(Task) Pick out the lines below that contain the string "исследования" and copy them all.
** start of Source records **
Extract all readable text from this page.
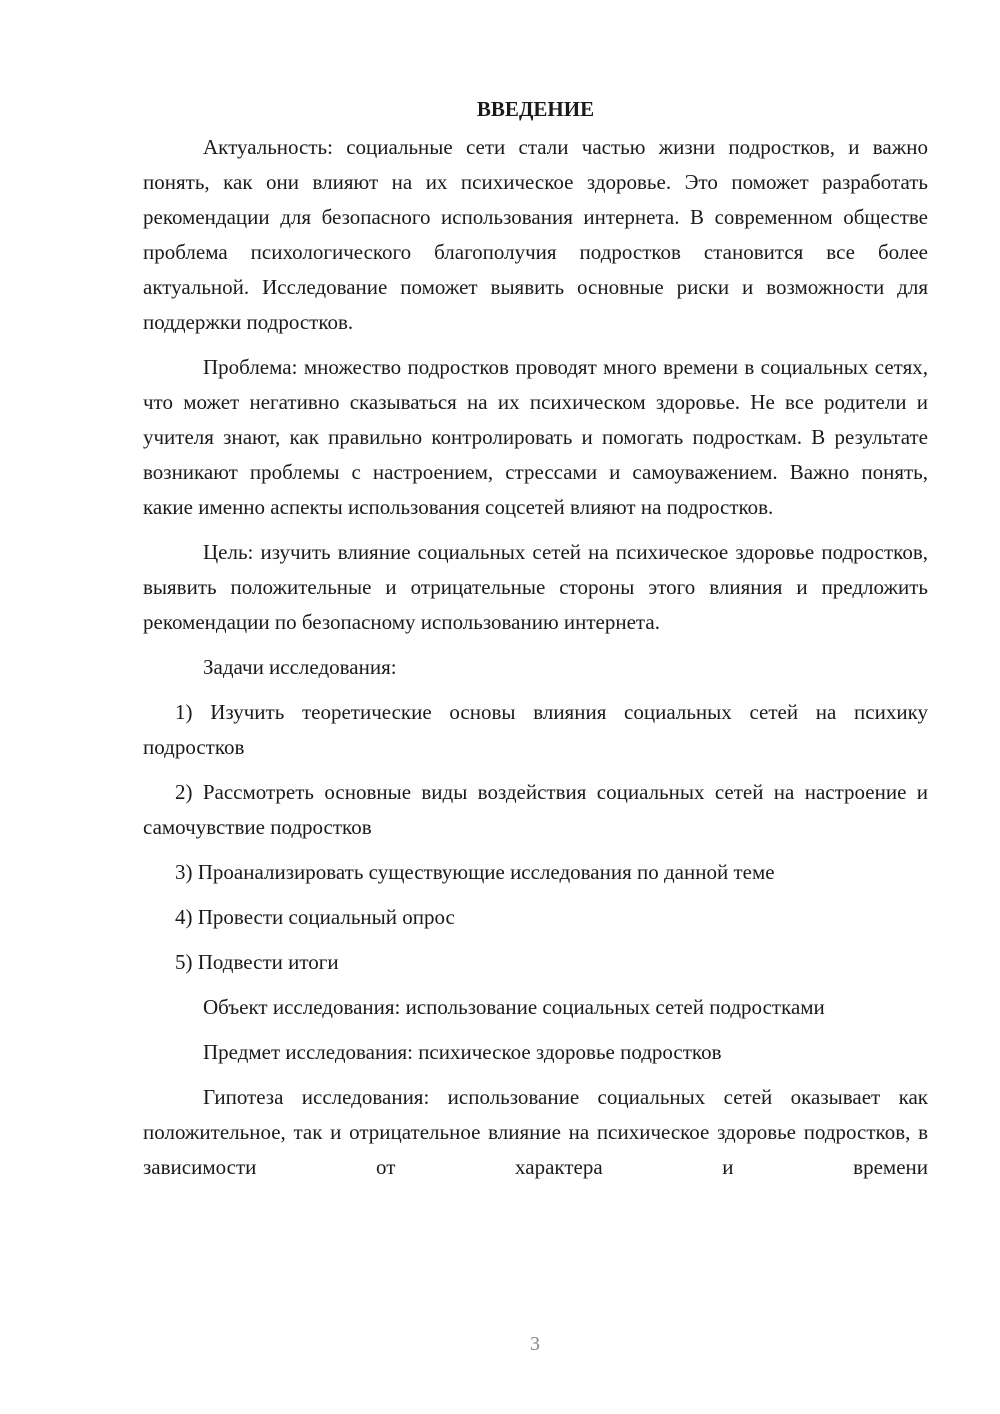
ВВЕДЕНИЕ

Актуальность: социальные сети стали частью жизни подростков, и важно понять, как они влияют на их психическое здоровье. Это поможет разработать рекомендации для безопасного использования интернета. В современном обществе проблема психологического благополучия подростков становится все более актуальной. Исследование поможет выявить основные риски и возможности для поддержки подростков.

Проблема: множество подростков проводят много времени в социальных сетях, что может негативно сказываться на их психическом здоровье. Не все родители и учителя знают, как правильно контролировать и помогать подросткам. В результате возникают проблемы с настроением, стрессами и самоуважением. Важно понять, какие именно аспекты использования соцсетей влияют на подростков.

Цель: изучить влияние социальных сетей на психическое здоровье подростков, выявить положительные и отрицательные стороны этого влияния и предложить рекомендации по безопасному использованию интернета.

Задачи исследования:

1) Изучить теоретические основы влияния социальных сетей на психику подростков

2) Рассмотреть основные виды воздействия социальных сетей на настроение и самочувствие подростков

3) Проанализировать существующие исследования по данной теме

4) Провести социальный опрос

5) Подвести итоги

Объект исследования: использование социальных сетей подростками

Предмет исследования: психическое здоровье подростков

Гипотеза исследования: использование социальных сетей оказывает как положительное, так и отрицательное влияние на психическое здоровье подростков, в зависимости от характера и времени

3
** end of Source records **
(Answer to this problem)
Задачи исследования:
3) Проанализировать существующие исследования по данной теме
Объект исследования: использование социальных сетей подростками
Предмет исследования: психическое здоровье подростков
Гипотеза исследования: использование социальных сетей оказывает как положительное, так и отрицательное влияние на психическое здоровье подростков, в зависимости от характера и времени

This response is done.